:: Exercise brief ::
Identify every line in the records below that contains the word "data", and reproduce each one.

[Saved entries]
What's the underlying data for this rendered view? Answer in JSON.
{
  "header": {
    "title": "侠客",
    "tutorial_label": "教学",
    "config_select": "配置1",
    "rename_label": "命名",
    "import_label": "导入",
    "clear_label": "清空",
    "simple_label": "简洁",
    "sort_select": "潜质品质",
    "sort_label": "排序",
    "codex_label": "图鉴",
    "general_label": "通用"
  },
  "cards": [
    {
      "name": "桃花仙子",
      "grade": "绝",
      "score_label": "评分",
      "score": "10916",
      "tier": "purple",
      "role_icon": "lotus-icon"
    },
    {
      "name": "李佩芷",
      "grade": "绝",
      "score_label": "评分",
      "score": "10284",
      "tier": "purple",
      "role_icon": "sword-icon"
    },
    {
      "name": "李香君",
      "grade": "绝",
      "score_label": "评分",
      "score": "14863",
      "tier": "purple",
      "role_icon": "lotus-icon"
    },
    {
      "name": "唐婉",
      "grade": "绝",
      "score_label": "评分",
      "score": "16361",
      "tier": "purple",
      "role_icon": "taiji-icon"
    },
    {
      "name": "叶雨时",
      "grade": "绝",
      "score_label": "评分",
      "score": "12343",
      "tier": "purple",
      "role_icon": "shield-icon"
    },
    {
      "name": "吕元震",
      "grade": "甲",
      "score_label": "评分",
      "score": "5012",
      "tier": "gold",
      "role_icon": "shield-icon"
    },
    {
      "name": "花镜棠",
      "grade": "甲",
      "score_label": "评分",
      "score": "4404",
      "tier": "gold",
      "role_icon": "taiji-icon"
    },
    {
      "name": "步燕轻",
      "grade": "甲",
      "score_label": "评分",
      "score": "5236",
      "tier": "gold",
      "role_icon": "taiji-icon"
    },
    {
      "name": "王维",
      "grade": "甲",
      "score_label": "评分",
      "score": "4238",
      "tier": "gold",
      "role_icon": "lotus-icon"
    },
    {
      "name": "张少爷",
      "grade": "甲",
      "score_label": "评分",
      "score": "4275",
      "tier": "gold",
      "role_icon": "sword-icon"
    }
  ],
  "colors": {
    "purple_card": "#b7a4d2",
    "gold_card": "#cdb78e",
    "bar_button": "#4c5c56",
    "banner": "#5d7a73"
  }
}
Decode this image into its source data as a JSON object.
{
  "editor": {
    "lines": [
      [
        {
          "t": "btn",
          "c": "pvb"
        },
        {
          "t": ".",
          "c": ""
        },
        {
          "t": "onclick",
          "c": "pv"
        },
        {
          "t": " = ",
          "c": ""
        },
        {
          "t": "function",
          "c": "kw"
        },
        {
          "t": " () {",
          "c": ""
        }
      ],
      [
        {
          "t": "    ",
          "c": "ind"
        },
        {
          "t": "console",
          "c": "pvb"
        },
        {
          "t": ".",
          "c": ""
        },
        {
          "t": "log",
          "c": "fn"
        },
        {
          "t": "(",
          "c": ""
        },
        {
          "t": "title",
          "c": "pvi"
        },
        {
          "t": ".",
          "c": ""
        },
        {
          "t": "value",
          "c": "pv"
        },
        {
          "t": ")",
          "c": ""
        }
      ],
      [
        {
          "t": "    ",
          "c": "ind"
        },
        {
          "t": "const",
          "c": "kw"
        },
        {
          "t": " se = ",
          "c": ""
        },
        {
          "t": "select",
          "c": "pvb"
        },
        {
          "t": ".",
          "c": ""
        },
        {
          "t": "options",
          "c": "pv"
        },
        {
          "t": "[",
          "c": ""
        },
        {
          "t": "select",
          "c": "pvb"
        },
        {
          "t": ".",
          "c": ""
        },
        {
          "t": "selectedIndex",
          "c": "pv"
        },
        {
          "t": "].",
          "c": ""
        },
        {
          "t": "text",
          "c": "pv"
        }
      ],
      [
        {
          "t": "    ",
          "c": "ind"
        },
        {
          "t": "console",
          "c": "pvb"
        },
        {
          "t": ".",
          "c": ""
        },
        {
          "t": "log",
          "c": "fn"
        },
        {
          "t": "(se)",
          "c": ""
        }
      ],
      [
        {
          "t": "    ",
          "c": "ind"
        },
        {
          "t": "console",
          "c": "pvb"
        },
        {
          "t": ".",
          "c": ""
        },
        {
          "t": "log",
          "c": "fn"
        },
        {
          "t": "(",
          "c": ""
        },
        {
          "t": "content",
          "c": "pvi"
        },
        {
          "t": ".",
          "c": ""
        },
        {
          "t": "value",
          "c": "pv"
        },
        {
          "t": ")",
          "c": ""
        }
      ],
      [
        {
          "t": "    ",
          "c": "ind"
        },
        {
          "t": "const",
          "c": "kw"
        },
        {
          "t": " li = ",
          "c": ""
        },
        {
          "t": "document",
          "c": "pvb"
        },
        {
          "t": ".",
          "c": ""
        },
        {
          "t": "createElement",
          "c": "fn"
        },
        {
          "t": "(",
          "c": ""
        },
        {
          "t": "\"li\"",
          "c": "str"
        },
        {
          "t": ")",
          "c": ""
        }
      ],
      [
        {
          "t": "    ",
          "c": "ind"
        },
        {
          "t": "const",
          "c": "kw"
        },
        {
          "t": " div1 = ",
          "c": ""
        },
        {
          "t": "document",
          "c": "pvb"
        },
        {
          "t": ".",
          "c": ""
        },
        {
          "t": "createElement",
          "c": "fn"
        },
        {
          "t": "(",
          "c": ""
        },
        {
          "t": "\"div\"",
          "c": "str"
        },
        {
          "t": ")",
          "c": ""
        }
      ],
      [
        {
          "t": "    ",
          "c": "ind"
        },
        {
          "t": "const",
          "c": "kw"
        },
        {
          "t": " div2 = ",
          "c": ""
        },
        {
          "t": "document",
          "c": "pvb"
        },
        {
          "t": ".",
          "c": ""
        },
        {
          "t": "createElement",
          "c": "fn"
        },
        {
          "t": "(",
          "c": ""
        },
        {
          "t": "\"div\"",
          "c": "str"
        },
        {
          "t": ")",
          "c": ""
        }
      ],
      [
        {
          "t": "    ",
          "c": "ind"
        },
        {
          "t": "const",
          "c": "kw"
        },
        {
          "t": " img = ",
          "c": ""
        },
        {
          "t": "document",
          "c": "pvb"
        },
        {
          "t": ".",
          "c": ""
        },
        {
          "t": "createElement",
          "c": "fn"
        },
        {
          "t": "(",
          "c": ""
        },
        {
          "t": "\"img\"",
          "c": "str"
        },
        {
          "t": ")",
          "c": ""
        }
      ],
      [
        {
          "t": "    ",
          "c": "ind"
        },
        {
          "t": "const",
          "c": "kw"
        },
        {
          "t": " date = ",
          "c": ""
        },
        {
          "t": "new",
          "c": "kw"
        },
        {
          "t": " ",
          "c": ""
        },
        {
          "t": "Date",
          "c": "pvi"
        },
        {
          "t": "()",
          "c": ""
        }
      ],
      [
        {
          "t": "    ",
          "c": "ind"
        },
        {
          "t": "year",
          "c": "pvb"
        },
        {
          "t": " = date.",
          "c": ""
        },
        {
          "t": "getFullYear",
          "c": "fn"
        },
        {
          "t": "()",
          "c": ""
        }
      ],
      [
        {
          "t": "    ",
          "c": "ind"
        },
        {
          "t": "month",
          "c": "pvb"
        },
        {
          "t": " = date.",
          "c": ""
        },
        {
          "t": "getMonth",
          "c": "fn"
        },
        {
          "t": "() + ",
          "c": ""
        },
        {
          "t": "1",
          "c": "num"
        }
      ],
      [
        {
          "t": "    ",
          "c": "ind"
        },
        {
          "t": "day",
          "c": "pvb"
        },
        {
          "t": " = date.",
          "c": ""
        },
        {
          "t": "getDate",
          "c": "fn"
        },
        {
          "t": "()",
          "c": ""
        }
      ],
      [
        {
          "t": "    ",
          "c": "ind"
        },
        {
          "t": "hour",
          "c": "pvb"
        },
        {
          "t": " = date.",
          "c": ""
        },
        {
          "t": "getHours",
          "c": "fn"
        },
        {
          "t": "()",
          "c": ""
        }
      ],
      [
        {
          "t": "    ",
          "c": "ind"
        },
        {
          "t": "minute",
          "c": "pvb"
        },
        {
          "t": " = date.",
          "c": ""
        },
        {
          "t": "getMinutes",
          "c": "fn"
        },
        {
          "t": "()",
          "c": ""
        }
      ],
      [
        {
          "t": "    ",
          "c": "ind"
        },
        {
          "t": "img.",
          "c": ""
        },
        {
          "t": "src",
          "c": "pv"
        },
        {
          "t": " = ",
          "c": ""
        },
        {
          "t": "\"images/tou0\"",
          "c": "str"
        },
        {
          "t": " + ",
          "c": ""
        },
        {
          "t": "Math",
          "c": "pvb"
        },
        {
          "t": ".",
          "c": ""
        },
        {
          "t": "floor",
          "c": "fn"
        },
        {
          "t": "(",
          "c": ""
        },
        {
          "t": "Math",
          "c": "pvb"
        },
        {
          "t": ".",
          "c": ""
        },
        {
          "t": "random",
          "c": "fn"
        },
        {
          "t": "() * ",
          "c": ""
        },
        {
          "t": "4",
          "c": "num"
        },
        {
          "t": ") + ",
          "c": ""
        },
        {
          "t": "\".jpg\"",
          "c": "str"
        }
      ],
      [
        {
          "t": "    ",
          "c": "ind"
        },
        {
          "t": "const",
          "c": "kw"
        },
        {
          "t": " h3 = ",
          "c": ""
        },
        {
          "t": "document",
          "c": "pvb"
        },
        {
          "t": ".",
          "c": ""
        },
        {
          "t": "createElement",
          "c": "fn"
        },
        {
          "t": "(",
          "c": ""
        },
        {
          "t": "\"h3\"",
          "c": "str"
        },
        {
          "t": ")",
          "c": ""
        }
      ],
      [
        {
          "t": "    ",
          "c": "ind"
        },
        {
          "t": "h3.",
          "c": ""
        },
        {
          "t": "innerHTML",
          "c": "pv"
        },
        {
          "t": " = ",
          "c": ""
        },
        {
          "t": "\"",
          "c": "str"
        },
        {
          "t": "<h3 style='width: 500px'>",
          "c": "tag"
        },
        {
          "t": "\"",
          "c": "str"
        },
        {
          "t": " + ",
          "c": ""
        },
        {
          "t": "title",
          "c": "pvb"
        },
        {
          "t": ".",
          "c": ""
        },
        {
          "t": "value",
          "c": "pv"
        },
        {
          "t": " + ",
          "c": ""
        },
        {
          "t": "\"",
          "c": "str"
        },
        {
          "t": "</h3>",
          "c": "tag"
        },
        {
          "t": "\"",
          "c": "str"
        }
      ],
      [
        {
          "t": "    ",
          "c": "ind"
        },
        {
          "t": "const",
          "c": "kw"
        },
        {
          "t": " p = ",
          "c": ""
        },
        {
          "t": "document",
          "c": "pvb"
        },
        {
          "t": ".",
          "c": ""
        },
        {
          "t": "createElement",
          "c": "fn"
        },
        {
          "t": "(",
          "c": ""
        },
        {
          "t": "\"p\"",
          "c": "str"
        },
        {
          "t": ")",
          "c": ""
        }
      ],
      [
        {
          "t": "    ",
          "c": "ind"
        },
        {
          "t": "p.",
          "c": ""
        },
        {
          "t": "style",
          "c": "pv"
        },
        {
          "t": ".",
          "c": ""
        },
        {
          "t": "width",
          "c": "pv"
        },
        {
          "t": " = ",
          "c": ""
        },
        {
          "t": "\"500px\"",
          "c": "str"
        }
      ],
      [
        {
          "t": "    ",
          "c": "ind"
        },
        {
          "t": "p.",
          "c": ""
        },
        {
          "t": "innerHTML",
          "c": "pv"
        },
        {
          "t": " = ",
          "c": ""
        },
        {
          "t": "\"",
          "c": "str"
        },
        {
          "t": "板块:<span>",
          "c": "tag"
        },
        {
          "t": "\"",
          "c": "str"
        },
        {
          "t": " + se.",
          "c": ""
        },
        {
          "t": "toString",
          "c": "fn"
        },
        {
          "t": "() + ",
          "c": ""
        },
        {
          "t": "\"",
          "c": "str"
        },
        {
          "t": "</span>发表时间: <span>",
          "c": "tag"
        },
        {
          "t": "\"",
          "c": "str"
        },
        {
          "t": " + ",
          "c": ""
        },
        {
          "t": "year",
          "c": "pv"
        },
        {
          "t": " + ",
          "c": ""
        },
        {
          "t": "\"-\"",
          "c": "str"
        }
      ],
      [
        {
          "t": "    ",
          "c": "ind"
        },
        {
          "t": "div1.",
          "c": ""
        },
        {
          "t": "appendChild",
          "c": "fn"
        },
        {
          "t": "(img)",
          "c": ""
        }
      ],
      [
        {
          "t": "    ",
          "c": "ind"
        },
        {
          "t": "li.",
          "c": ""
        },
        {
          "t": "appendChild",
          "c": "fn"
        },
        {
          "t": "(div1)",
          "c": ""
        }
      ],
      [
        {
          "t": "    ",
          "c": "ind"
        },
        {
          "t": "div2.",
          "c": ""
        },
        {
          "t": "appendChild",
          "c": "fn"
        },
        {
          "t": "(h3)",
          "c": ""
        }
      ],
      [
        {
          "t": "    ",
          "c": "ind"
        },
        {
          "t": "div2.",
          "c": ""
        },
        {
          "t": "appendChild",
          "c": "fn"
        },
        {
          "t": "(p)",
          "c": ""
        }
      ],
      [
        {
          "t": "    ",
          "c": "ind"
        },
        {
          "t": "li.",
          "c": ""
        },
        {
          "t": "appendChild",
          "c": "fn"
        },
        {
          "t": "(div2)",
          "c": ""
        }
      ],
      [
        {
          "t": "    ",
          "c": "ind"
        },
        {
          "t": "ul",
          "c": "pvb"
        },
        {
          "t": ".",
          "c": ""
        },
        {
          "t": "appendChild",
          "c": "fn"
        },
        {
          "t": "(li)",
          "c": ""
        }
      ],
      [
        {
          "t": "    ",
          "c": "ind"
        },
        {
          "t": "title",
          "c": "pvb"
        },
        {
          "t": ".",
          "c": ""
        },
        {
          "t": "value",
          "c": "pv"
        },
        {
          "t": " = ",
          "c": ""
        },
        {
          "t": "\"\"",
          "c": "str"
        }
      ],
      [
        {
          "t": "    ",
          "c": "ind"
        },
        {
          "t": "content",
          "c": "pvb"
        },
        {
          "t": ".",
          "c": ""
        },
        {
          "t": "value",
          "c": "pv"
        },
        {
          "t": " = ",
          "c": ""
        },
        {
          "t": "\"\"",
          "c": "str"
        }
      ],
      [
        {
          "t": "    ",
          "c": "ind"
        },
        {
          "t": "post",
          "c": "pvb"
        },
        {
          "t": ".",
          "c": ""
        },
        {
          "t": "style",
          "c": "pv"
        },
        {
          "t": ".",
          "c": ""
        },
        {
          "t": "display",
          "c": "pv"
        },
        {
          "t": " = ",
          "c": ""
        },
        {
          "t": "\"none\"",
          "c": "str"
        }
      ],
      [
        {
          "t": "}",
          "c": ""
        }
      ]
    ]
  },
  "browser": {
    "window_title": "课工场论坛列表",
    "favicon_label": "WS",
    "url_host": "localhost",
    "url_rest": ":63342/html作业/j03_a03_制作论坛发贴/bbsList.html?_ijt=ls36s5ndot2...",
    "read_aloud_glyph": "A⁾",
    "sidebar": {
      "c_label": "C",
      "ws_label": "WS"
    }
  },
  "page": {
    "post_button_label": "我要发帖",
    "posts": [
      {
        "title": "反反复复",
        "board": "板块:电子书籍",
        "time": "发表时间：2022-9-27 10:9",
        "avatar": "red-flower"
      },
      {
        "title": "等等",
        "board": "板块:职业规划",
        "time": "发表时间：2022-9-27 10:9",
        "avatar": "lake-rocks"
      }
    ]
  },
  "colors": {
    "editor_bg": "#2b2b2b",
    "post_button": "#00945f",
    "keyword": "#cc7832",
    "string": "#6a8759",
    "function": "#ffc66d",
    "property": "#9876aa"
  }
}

:: Answer to the exercise ::
What's the underlying data for this rendered view? Answer in JSON.
Decode this image into its source data as a JSON object.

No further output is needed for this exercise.